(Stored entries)

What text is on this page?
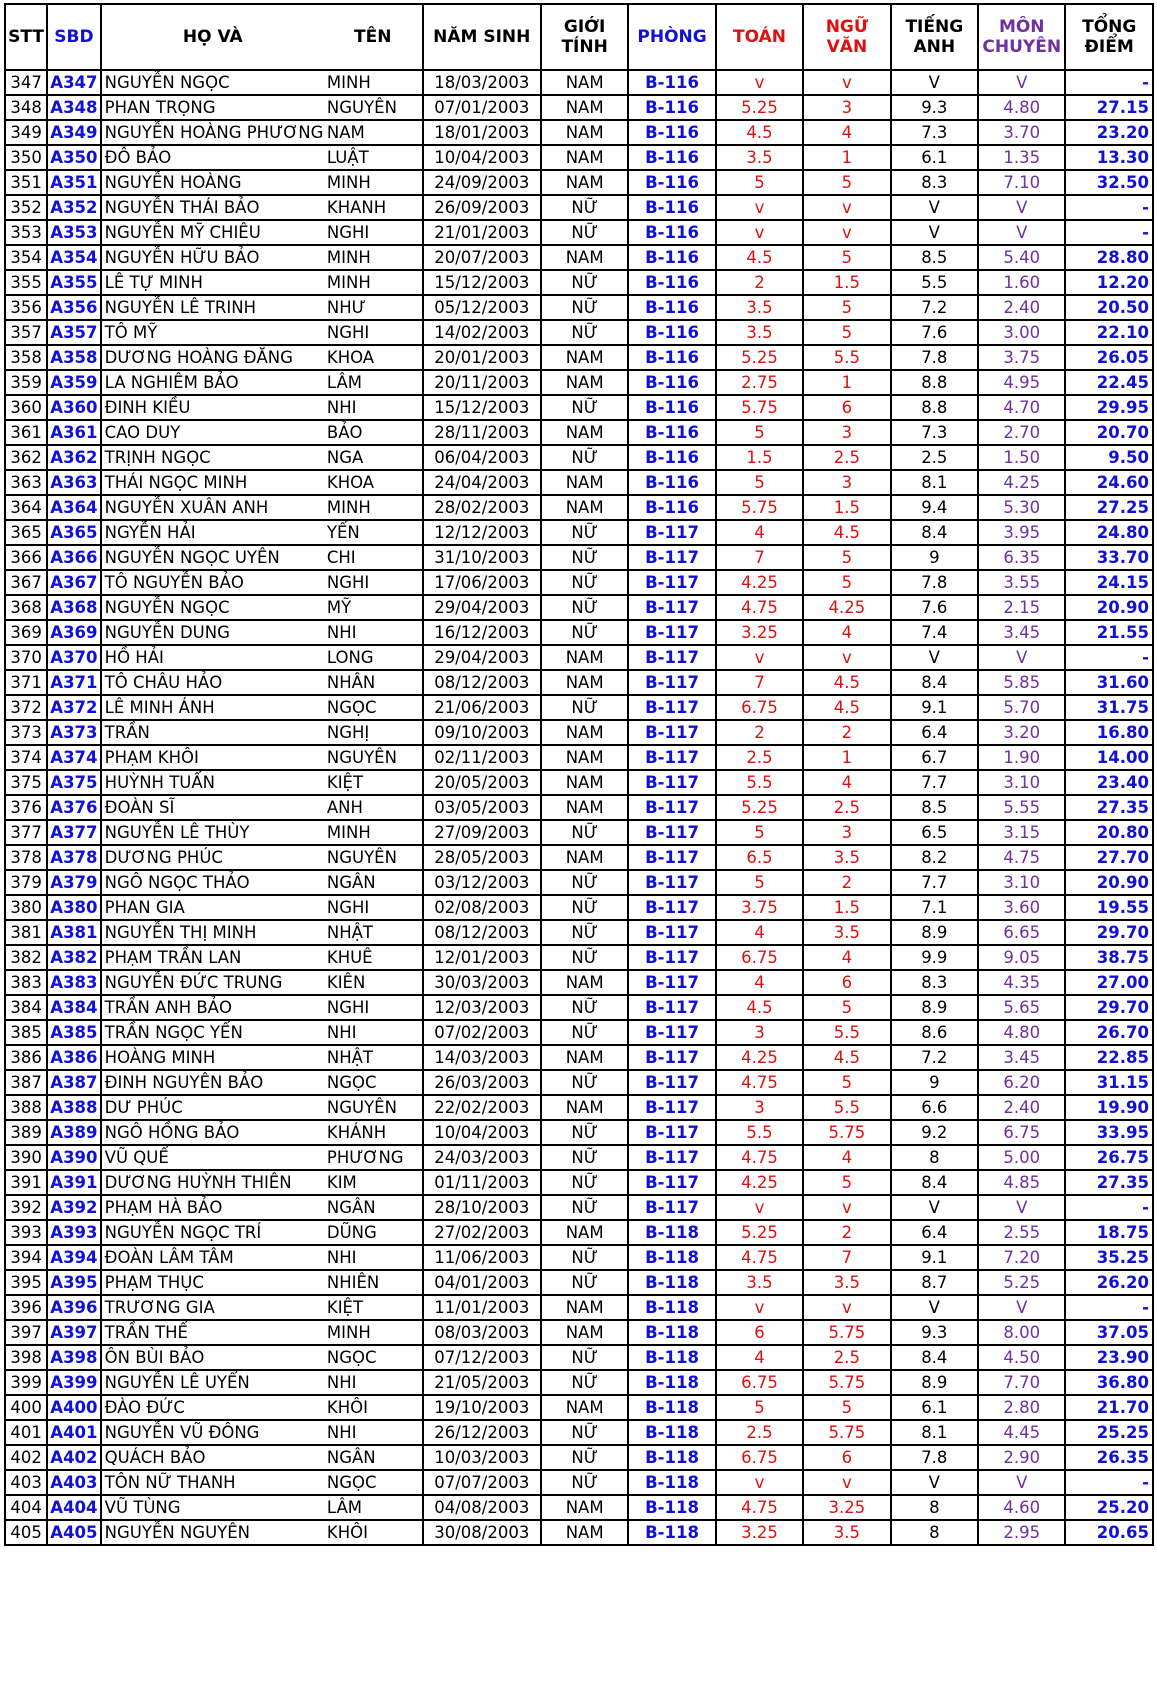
STT	SBD	HỌ VÀ	TÊN	NĂM SINH	GIỚI TÍNH	PHÒNG	TOÁN	NGỮ VĂN	TIẾNG ANH	MÔN CHUYÊN	TỔNG ĐIỂM
347	A347	NGUYỄN NGỌC	MINH	18/03/2003	NAM	B-116	v	v	V	V	-
348	A348	PHAN TRỌNG	NGUYÊN	07/01/2003	NAM	B-116	5.25	3	9.3	4.80	27.15
349	A349	NGUYỄN HOÀNG PHƯƠNG	NAM	18/01/2003	NAM	B-116	4.5	4	7.3	3.70	23.20
350	A350	ĐỖ BẢO	LUẬT	10/04/2003	NAM	B-116	3.5	1	6.1	1.35	13.30
351	A351	NGUYỄN HOÀNG	MINH	24/09/2003	NAM	B-116	5	5	8.3	7.10	32.50
352	A352	NGUYỄN THÁI BẢO	KHANH	26/09/2003	NỮ	B-116	v	v	V	V	-
353	A353	NGUYỄN MỸ CHIÊU	NGHI	21/01/2003	NỮ	B-116	v	v	V	V	-
354	A354	NGUYỄN HỮU BẢO	MINH	20/07/2003	NAM	B-116	4.5	5	8.5	5.40	28.80
355	A355	LÊ TỰ MINH	MINH	15/12/2003	NỮ	B-116	2	1.5	5.5	1.60	12.20
356	A356	NGUYỄN LÊ TRINH	NHƯ	05/12/2003	NỮ	B-116	3.5	5	7.2	2.40	20.50
357	A357	TÔ MỸ	NGHI	14/02/2003	NỮ	B-116	3.5	5	7.6	3.00	22.10
358	A358	DƯƠNG HOÀNG ĐĂNG	KHOA	20/01/2003	NAM	B-116	5.25	5.5	7.8	3.75	26.05
359	A359	LA NGHIÊM BẢO	LÂM	20/11/2003	NAM	B-116	2.75	1	8.8	4.95	22.45
360	A360	ĐINH KIỀU	NHI	15/12/2003	NỮ	B-116	5.75	6	8.8	4.70	29.95
361	A361	CAO DUY	BẢO	28/11/2003	NAM	B-116	5	3	7.3	2.70	20.70
362	A362	TRỊNH NGỌC	NGA	06/04/2003	NỮ	B-116	1.5	2.5	2.5	1.50	9.50
363	A363	THÁI NGỌC MINH	KHOA	24/04/2003	NAM	B-116	5	3	8.1	4.25	24.60
364	A364	NGUYỄN XUÂN ANH	MINH	28/02/2003	NAM	B-116	5.75	1.5	9.4	5.30	27.25
365	A365	NGYỄN HẢI	YẾN	12/12/2003	NỮ	B-117	4	4.5	8.4	3.95	24.80
366	A366	NGUYỄN NGỌC UYÊN	CHI	31/10/2003	NỮ	B-117	7	5	9	6.35	33.70
367	A367	TÔ NGUYỄN BẢO	NGHI	17/06/2003	NỮ	B-117	4.25	5	7.8	3.55	24.15
368	A368	NGUYỄN NGỌC	MỸ	29/04/2003	NỮ	B-117	4.75	4.25	7.6	2.15	20.90
369	A369	NGUYỄN DUNG	NHI	16/12/2003	NỮ	B-117	3.25	4	7.4	3.45	21.55
370	A370	HỒ HẢI	LONG	29/04/2003	NAM	B-117	v	v	V	V	-
371	A371	TÔ CHÂU HẢO	NHÂN	08/12/2003	NAM	B-117	7	4.5	8.4	5.85	31.60
372	A372	LÊ MINH ÁNH	NGỌC	21/06/2003	NỮ	B-117	6.75	4.5	9.1	5.70	31.75
373	A373	TRẦN	NGHỊ	09/10/2003	NAM	B-117	2	2	6.4	3.20	16.80
374	A374	PHẠM KHÔI	NGUYÊN	02/11/2003	NAM	B-117	2.5	1	6.7	1.90	14.00
375	A375	HUỲNH TUẤN	KIỆT	20/05/2003	NAM	B-117	5.5	4	7.7	3.10	23.40
376	A376	ĐOÀN SĨ	ANH	03/05/2003	NAM	B-117	5.25	2.5	8.5	5.55	27.35
377	A377	NGUYỄN LÊ THÙY	MINH	27/09/2003	NỮ	B-117	5	3	6.5	3.15	20.80
378	A378	DƯƠNG PHÚC	NGUYÊN	28/05/2003	NAM	B-117	6.5	3.5	8.2	4.75	27.70
379	A379	NGÔ NGỌC THẢO	NGÂN	03/12/2003	NỮ	B-117	5	2	7.7	3.10	20.90
380	A380	PHAN GIA	NGHI	02/08/2003	NỮ	B-117	3.75	1.5	7.1	3.60	19.55
381	A381	NGUYỄN THỊ MINH	NHẬT	08/12/2003	NỮ	B-117	4	3.5	8.9	6.65	29.70
382	A382	PHẠM TRẦN LAN	KHUÊ	12/01/2003	NỮ	B-117	6.75	4	9.9	9.05	38.75
383	A383	NGUYỄN ĐỨC TRUNG	KIÊN	30/03/2003	NAM	B-117	4	6	8.3	4.35	27.00
384	A384	TRẦN ANH BẢO	NGHI	12/03/2003	NỮ	B-117	4.5	5	8.9	5.65	29.70
385	A385	TRẦN NGỌC YẾN	NHI	07/02/2003	NỮ	B-117	3	5.5	8.6	4.80	26.70
386	A386	HOÀNG MINH	NHẬT	14/03/2003	NAM	B-117	4.25	4.5	7.2	3.45	22.85
387	A387	ĐINH NGUYÊN BẢO	NGỌC	26/03/2003	NỮ	B-117	4.75	5	9	6.20	31.15
388	A388	DƯ PHÚC	NGUYÊN	22/02/2003	NAM	B-117	3	5.5	6.6	2.40	19.90
389	A389	NGÔ HỒNG BẢO	KHÁNH	10/04/2003	NỮ	B-117	5.5	5.75	9.2	6.75	33.95
390	A390	VŨ QUẾ	PHƯƠNG	24/03/2003	NỮ	B-117	4.75	4	8	5.00	26.75
391	A391	DƯƠNG HUỲNH THIÊN	KIM	01/11/2003	NỮ	B-117	4.25	5	8.4	4.85	27.35
392	A392	PHẠM HÀ BẢO	NGÂN	28/10/2003	NỮ	B-117	v	v	V	V	-
393	A393	NGUYỄN NGỌC TRÍ	DŨNG	27/02/2003	NAM	B-118	5.25	2	6.4	2.55	18.75
394	A394	ĐOÀN LÂM TÂM	NHI	11/06/2003	NỮ	B-118	4.75	7	9.1	7.20	35.25
395	A395	PHẠM THỤC	NHIÊN	04/01/2003	NỮ	B-118	3.5	3.5	8.7	5.25	26.20
396	A396	TRƯƠNG GIA	KIỆT	11/01/2003	NAM	B-118	v	v	V	V	-
397	A397	TRẦN THẾ	MINH	08/03/2003	NAM	B-118	6	5.75	9.3	8.00	37.05
398	A398	ÔN BÙI BẢO	NGỌC	07/12/2003	NỮ	B-118	4	2.5	8.4	4.50	23.90
399	A399	NGUYỄN LÊ UYỂN	NHI	21/05/2003	NỮ	B-118	6.75	5.75	8.9	7.70	36.80
400	A400	ĐÀO ĐỨC	KHÔI	19/10/2003	NAM	B-118	5	5	6.1	2.80	21.70
401	A401	NGUYỄN VŨ ĐÔNG	NHI	26/12/2003	NỮ	B-118	2.5	5.75	8.1	4.45	25.25
402	A402	QUÁCH BẢO	NGÂN	10/03/2003	NỮ	B-118	6.75	6	7.8	2.90	26.35
403	A403	TÔN NỮ THANH	NGỌC	07/07/2003	NỮ	B-118	v	v	V	V	-
404	A404	VŨ TÙNG	LÂM	04/08/2003	NAM	B-118	4.75	3.25	8	4.60	25.20
405	A405	NGUYỄN NGUYÊN	KHÔI	30/08/2003	NAM	B-118	3.25	3.5	8	2.95	20.65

> BRIEF: Every entry must be transcribed exactly. Pictures do not belong in the copy.

> THE REPLY:
What text is on this page?
STT	SBD	HỌ VÀ	TÊN	NĂM SINH	GIỚI TÍNH	PHÒNG	TOÁN	NGỮ VĂN	TIẾNG ANH	MÔN CHUYÊN	TỔNG ĐIỂM
347	A347	NGUYỄN NGỌC	MINH	18/03/2003	NAM	B-116	v	v	V	V	-
348	A348	PHAN TRỌNG	NGUYÊN	07/01/2003	NAM	B-116	5.25	3	9.3	4.80	27.15
349	A349	NGUYỄN HOÀNG PHƯƠNG	NAM	18/01/2003	NAM	B-116	4.5	4	7.3	3.70	23.20
350	A350	ĐỖ BẢO	LUẬT	10/04/2003	NAM	B-116	3.5	1	6.1	1.35	13.30
351	A351	NGUYỄN HOÀNG	MINH	24/09/2003	NAM	B-116	5	5	8.3	7.10	32.50
352	A352	NGUYỄN THÁI BẢO	KHANH	26/09/2003	NỮ	B-116	v	v	V	V	-
353	A353	NGUYỄN MỸ CHIÊU	NGHI	21/01/2003	NỮ	B-116	v	v	V	V	-
354	A354	NGUYỄN HỮU BẢO	MINH	20/07/2003	NAM	B-116	4.5	5	8.5	5.40	28.80
355	A355	LÊ TỰ MINH	MINH	15/12/2003	NỮ	B-116	2	1.5	5.5	1.60	12.20
356	A356	NGUYỄN LÊ TRINH	NHƯ	05/12/2003	NỮ	B-116	3.5	5	7.2	2.40	20.50
357	A357	TÔ MỸ	NGHI	14/02/2003	NỮ	B-116	3.5	5	7.6	3.00	22.10
358	A358	DƯƠNG HOÀNG ĐĂNG	KHOA	20/01/2003	NAM	B-116	5.25	5.5	7.8	3.75	26.05
359	A359	LA NGHIÊM BẢO	LÂM	20/11/2003	NAM	B-116	2.75	1	8.8	4.95	22.45
360	A360	ĐINH KIỀU	NHI	15/12/2003	NỮ	B-116	5.75	6	8.8	4.70	29.95
361	A361	CAO DUY	BẢO	28/11/2003	NAM	B-116	5	3	7.3	2.70	20.70
362	A362	TRỊNH NGỌC	NGA	06/04/2003	NỮ	B-116	1.5	2.5	2.5	1.50	9.50
363	A363	THÁI NGỌC MINH	KHOA	24/04/2003	NAM	B-116	5	3	8.1	4.25	24.60
364	A364	NGUYỄN XUÂN ANH	MINH	28/02/2003	NAM	B-116	5.75	1.5	9.4	5.30	27.25
365	A365	NGYỄN HẢI	YẾN	12/12/2003	NỮ	B-117	4	4.5	8.4	3.95	24.80
366	A366	NGUYỄN NGỌC UYÊN	CHI	31/10/2003	NỮ	B-117	7	5	9	6.35	33.70
367	A367	TÔ NGUYỄN BẢO	NGHI	17/06/2003	NỮ	B-117	4.25	5	7.8	3.55	24.15
368	A368	NGUYỄN NGỌC	MỸ	29/04/2003	NỮ	B-117	4.75	4.25	7.6	2.15	20.90
369	A369	NGUYỄN DUNG	NHI	16/12/2003	NỮ	B-117	3.25	4	7.4	3.45	21.55
370	A370	HỒ HẢI	LONG	29/04/2003	NAM	B-117	v	v	V	V	-
371	A371	TÔ CHÂU HẢO	NHÂN	08/12/2003	NAM	B-117	7	4.5	8.4	5.85	31.60
372	A372	LÊ MINH ÁNH	NGỌC	21/06/2003	NỮ	B-117	6.75	4.5	9.1	5.70	31.75
373	A373	TRẦN	NGHỊ	09/10/2003	NAM	B-117	2	2	6.4	3.20	16.80
374	A374	PHẠM KHÔI	NGUYÊN	02/11/2003	NAM	B-117	2.5	1	6.7	1.90	14.00
375	A375	HUỲNH TUẤN	KIỆT	20/05/2003	NAM	B-117	5.5	4	7.7	3.10	23.40
376	A376	ĐOÀN SĨ	ANH	03/05/2003	NAM	B-117	5.25	2.5	8.5	5.55	27.35
377	A377	NGUYỄN LÊ THÙY	MINH	27/09/2003	NỮ	B-117	5	3	6.5	3.15	20.80
378	A378	DƯƠNG PHÚC	NGUYÊN	28/05/2003	NAM	B-117	6.5	3.5	8.2	4.75	27.70
379	A379	NGÔ NGỌC THẢO	NGÂN	03/12/2003	NỮ	B-117	5	2	7.7	3.10	20.90
380	A380	PHAN GIA	NGHI	02/08/2003	NỮ	B-117	3.75	1.5	7.1	3.60	19.55
381	A381	NGUYỄN THỊ MINH	NHẬT	08/12/2003	NỮ	B-117	4	3.5	8.9	6.65	29.70
382	A382	PHẠM TRẦN LAN	KHUÊ	12/01/2003	NỮ	B-117	6.75	4	9.9	9.05	38.75
383	A383	NGUYỄN ĐỨC TRUNG	KIÊN	30/03/2003	NAM	B-117	4	6	8.3	4.35	27.00
384	A384	TRẦN ANH BẢO	NGHI	12/03/2003	NỮ	B-117	4.5	5	8.9	5.65	29.70
385	A385	TRẦN NGỌC YẾN	NHI	07/02/2003	NỮ	B-117	3	5.5	8.6	4.80	26.70
386	A386	HOÀNG MINH	NHẬT	14/03/2003	NAM	B-117	4.25	4.5	7.2	3.45	22.85
387	A387	ĐINH NGUYÊN BẢO	NGỌC	26/03/2003	NỮ	B-117	4.75	5	9	6.20	31.15
388	A388	DƯ PHÚC	NGUYÊN	22/02/2003	NAM	B-117	3	5.5	6.6	2.40	19.90
389	A389	NGÔ HỒNG BẢO	KHÁNH	10/04/2003	NỮ	B-117	5.5	5.75	9.2	6.75	33.95
390	A390	VŨ QUẾ	PHƯƠNG	24/03/2003	NỮ	B-117	4.75	4	8	5.00	26.75
391	A391	DƯƠNG HUỲNH THIÊN	KIM	01/11/2003	NỮ	B-117	4.25	5	8.4	4.85	27.35
392	A392	PHẠM HÀ BẢO	NGÂN	28/10/2003	NỮ	B-117	v	v	V	V	-
393	A393	NGUYỄN NGỌC TRÍ	DŨNG	27/02/2003	NAM	B-118	5.25	2	6.4	2.55	18.75
394	A394	ĐOÀN LÂM TÂM	NHI	11/06/2003	NỮ	B-118	4.75	7	9.1	7.20	35.25
395	A395	PHẠM THỤC	NHIÊN	04/01/2003	NỮ	B-118	3.5	3.5	8.7	5.25	26.20
396	A396	TRƯƠNG GIA	KIỆT	11/01/2003	NAM	B-118	v	v	V	V	-
397	A397	TRẦN THẾ	MINH	08/03/2003	NAM	B-118	6	5.75	9.3	8.00	37.05
398	A398	ÔN BÙI BẢO	NGỌC	07/12/2003	NỮ	B-118	4	2.5	8.4	4.50	23.90
399	A399	NGUYỄN LÊ UYỂN	NHI	21/05/2003	NỮ	B-118	6.75	5.75	8.9	7.70	36.80
400	A400	ĐÀO ĐỨC	KHÔI	19/10/2003	NAM	B-118	5	5	6.1	2.80	21.70
401	A401	NGUYỄN VŨ ĐÔNG	NHI	26/12/2003	NỮ	B-118	2.5	5.75	8.1	4.45	25.25
402	A402	QUÁCH BẢO	NGÂN	10/03/2003	NỮ	B-118	6.75	6	7.8	2.90	26.35
403	A403	TÔN NỮ THANH	NGỌC	07/07/2003	NỮ	B-118	v	v	V	V	-
404	A404	VŨ TÙNG	LÂM	04/08/2003	NAM	B-118	4.75	3.25	8	4.60	25.20
405	A405	NGUYỄN NGUYÊN	KHÔI	30/08/2003	NAM	B-118	3.25	3.5	8	2.95	20.65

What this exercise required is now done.